***** Dataset extract
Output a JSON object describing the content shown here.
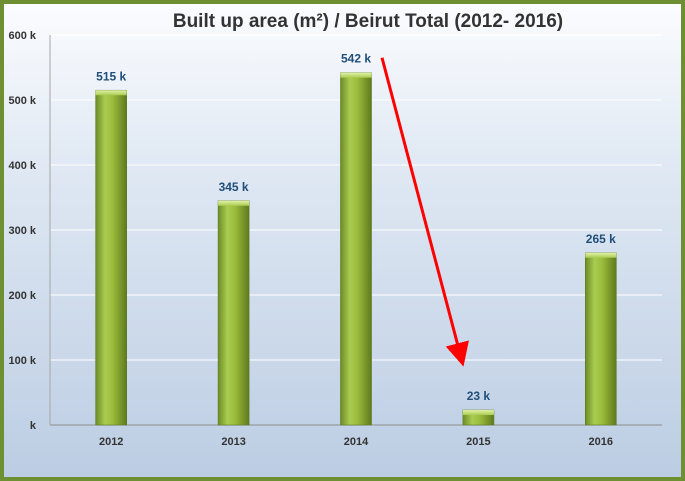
{
  "chart_data": {
    "type": "bar",
    "title": "Built up area (m²) / Beirut Total (2012- 2016)",
    "xlabel": "",
    "ylabel": "",
    "categories": [
      "2012",
      "2013",
      "2014",
      "2015",
      "2016"
    ],
    "values": [
      515,
      345,
      542,
      23,
      265
    ],
    "data_labels": [
      "515 k",
      "345 k",
      "542 k",
      "23 k",
      "265 k"
    ],
    "ylim": [
      0,
      600
    ],
    "y_ticks": [
      0,
      100,
      200,
      300,
      400,
      500,
      600
    ],
    "y_tick_labels": [
      "k",
      "100 k",
      "200 k",
      "300 k",
      "400 k",
      "500 k",
      "600 k"
    ],
    "grid": true,
    "legend": "none",
    "annotation": "red arrow from the 2014 bar down to the 2015 bar",
    "colors": {
      "bar": "#9bbb3b",
      "frame": "#6f8f33",
      "arrow": "#ff0000",
      "data_label": "#1f4e79"
    }
  }
}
**********
# Challenge:
Count how many lines in the data contain the word "arrow", giving the number without comment.

# Reply:
2